Start of DATA ENTRIES

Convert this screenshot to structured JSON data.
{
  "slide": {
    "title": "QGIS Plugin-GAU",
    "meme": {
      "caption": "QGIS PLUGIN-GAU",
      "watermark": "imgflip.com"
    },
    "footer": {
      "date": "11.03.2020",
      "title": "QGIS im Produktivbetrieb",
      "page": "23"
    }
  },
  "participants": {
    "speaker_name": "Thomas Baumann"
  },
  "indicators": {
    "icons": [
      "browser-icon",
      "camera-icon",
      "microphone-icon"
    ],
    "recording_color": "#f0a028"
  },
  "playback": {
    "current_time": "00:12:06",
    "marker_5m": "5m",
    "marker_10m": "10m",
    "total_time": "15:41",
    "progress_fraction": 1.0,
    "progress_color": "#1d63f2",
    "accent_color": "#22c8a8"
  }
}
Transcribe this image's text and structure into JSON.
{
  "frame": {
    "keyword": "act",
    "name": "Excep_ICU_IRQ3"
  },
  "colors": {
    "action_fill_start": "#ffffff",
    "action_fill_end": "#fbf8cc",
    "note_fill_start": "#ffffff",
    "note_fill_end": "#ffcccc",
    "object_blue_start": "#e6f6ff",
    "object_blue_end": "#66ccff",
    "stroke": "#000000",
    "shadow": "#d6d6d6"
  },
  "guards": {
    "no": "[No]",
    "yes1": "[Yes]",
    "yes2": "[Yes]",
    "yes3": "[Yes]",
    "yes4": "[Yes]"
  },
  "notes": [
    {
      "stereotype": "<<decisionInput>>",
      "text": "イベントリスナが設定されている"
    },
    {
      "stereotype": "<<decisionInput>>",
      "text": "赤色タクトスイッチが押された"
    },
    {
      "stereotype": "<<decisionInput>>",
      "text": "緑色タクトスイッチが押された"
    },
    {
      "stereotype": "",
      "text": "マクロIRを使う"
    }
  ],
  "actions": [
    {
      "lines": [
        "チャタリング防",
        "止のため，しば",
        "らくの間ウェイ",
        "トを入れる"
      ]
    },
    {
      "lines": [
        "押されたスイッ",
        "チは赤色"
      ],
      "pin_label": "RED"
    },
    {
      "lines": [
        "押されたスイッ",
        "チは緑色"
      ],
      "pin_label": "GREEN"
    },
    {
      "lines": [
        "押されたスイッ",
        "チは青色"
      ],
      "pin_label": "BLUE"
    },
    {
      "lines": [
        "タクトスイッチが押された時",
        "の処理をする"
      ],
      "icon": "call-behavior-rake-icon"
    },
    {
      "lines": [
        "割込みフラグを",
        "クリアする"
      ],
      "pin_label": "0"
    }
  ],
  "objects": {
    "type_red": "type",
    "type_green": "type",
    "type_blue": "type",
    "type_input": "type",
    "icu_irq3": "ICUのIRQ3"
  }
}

End of DATA ENTRIES

WHAT THIS TASK INVOLVES: Take the listing above and set it down exactly.

EXPECTED OUTPUT:
Convert this screenshot to structured JSON data.
{
  "slide": {
    "title": "QGIS Plugin-GAU",
    "meme": {
      "caption": "QGIS PLUGIN-GAU",
      "watermark": "imgflip.com"
    },
    "footer": {
      "date": "11.03.2020",
      "title": "QGIS im Produktivbetrieb",
      "page": "23"
    }
  },
  "participants": {
    "speaker_name": "Thomas Baumann"
  },
  "indicators": {
    "icons": [
      "browser-icon",
      "camera-icon",
      "microphone-icon"
    ],
    "recording_color": "#f0a028"
  },
  "playback": {
    "current_time": "00:12:06",
    "marker_5m": "5m",
    "marker_10m": "10m",
    "total_time": "15:41",
    "progress_fraction": 1.0,
    "progress_color": "#1d63f2",
    "accent_color": "#22c8a8"
  }
}
Transcribe this image's text and structure into JSON.
{
  "frame": {
    "keyword": "act",
    "name": "Excep_ICU_IRQ3"
  },
  "colors": {
    "action_fill_start": "#ffffff",
    "action_fill_end": "#fbf8cc",
    "note_fill_start": "#ffffff",
    "note_fill_end": "#ffcccc",
    "object_blue_start": "#e6f6ff",
    "object_blue_end": "#66ccff",
    "stroke": "#000000",
    "shadow": "#d6d6d6"
  },
  "guards": {
    "no": "[No]",
    "yes1": "[Yes]",
    "yes2": "[Yes]",
    "yes3": "[Yes]",
    "yes4": "[Yes]"
  },
  "notes": [
    {
      "stereotype": "<<decisionInput>>",
      "text": "イベントリスナが設定されている"
    },
    {
      "stereotype": "<<decisionInput>>",
      "text": "赤色タクトスイッチが押された"
    },
    {
      "stereotype": "<<decisionInput>>",
      "text": "緑色タクトスイッチが押された"
    },
    {
      "stereotype": "",
      "text": "マクロIRを使う"
    }
  ],
  "actions": [
    {
      "lines": [
        "チャタリング防",
        "止のため，しば",
        "らくの間ウェイ",
        "トを入れる"
      ]
    },
    {
      "lines": [
        "押されたスイッ",
        "チは赤色"
      ],
      "pin_label": "RED"
    },
    {
      "lines": [
        "押されたスイッ",
        "チは緑色"
      ],
      "pin_label": "GREEN"
    },
    {
      "lines": [
        "押されたスイッ",
        "チは青色"
      ],
      "pin_label": "BLUE"
    },
    {
      "lines": [
        "タクトスイッチが押された時",
        "の処理をする"
      ],
      "icon": "call-behavior-rake-icon"
    },
    {
      "lines": [
        "割込みフラグを",
        "クリアする"
      ],
      "pin_label": "0"
    }
  ],
  "objects": {
    "type_red": "type",
    "type_green": "type",
    "type_blue": "type",
    "type_input": "type",
    "icu_irq3": "ICUのIRQ3"
  }
}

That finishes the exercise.